__Stated exercise__
Copy out all lines that carry the word "having".
_ _ _
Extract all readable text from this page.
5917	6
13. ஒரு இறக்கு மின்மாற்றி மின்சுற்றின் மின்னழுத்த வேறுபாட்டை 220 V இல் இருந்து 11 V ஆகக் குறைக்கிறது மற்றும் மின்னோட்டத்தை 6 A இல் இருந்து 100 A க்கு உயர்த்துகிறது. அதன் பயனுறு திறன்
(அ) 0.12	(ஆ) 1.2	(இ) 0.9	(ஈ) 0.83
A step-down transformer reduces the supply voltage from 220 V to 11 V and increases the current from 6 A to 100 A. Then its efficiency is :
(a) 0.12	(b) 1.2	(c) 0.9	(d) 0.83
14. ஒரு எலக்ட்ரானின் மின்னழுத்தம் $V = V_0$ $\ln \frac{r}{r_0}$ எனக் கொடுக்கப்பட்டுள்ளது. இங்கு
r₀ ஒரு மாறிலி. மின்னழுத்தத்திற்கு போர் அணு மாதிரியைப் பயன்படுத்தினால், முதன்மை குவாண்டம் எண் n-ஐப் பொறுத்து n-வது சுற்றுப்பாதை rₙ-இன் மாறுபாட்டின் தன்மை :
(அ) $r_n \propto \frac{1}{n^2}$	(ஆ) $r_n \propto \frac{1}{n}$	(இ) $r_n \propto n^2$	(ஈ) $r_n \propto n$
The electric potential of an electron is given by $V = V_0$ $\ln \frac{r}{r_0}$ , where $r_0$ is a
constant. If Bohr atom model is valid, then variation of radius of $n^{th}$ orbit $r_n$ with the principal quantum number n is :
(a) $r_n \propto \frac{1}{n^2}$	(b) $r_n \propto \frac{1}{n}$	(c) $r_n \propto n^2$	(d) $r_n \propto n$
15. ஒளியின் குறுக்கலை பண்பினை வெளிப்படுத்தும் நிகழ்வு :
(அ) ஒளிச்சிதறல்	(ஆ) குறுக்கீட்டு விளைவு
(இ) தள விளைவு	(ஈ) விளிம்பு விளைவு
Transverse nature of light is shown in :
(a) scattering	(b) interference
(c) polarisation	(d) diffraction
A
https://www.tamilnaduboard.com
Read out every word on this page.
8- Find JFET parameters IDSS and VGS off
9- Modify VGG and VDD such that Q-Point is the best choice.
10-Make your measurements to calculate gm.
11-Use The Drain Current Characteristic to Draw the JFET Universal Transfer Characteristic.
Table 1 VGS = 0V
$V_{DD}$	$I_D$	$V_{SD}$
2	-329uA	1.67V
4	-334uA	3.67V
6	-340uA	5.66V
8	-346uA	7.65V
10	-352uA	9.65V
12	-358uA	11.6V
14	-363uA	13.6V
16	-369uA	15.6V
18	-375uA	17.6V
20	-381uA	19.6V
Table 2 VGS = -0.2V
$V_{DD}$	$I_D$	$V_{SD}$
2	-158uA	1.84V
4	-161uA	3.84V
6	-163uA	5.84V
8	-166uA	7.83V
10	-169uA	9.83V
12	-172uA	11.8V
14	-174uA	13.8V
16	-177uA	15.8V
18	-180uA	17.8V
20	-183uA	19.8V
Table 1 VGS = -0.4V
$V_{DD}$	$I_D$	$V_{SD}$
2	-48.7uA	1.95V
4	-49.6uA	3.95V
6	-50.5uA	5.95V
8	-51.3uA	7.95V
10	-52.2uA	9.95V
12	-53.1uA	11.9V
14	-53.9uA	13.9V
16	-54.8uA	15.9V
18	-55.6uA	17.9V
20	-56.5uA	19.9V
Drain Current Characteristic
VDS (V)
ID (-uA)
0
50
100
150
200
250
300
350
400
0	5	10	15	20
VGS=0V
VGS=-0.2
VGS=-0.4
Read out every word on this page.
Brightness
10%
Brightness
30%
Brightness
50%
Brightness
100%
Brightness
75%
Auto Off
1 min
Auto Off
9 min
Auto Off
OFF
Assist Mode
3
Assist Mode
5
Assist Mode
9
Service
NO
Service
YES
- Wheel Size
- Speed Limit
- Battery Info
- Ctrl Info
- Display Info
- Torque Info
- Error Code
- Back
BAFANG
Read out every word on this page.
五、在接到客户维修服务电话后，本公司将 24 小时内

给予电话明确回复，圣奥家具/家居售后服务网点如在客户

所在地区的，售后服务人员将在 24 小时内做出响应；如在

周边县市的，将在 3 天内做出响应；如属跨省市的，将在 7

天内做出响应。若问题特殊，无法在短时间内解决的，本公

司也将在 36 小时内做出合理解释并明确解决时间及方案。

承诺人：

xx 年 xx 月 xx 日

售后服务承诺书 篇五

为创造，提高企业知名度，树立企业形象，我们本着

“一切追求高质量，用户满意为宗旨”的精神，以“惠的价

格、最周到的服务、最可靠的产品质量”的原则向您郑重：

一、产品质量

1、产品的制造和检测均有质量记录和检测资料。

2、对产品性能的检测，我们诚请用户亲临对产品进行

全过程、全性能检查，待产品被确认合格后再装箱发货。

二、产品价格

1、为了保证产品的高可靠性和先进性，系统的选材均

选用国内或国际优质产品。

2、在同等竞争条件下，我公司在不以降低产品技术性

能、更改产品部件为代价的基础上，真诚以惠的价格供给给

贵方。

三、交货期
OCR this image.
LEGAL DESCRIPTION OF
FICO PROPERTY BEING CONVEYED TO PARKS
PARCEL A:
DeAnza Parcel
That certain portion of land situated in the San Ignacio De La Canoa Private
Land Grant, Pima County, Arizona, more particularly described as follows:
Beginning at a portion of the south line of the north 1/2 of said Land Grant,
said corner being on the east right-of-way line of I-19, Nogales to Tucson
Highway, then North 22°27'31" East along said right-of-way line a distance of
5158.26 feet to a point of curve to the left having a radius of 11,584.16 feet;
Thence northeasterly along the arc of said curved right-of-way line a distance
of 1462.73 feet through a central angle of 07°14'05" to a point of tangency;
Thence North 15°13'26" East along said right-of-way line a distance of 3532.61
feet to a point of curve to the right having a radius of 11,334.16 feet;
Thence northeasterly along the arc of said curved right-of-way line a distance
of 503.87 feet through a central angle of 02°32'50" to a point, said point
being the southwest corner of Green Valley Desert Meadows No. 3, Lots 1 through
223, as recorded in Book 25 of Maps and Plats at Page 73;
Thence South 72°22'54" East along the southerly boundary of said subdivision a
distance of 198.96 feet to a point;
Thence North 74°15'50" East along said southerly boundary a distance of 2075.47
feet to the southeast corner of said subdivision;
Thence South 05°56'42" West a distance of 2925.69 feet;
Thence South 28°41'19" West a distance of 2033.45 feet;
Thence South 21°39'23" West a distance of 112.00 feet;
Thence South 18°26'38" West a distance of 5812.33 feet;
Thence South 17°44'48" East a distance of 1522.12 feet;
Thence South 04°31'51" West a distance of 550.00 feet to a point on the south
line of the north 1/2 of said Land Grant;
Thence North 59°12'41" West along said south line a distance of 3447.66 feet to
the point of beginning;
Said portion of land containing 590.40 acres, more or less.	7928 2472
_ _ _
__Output below__
5158.26 feet to a point of curve to the left having a radius of 11,584.16 feet;
feet to a point of curve to the right having a radius of 11,334.16 feet;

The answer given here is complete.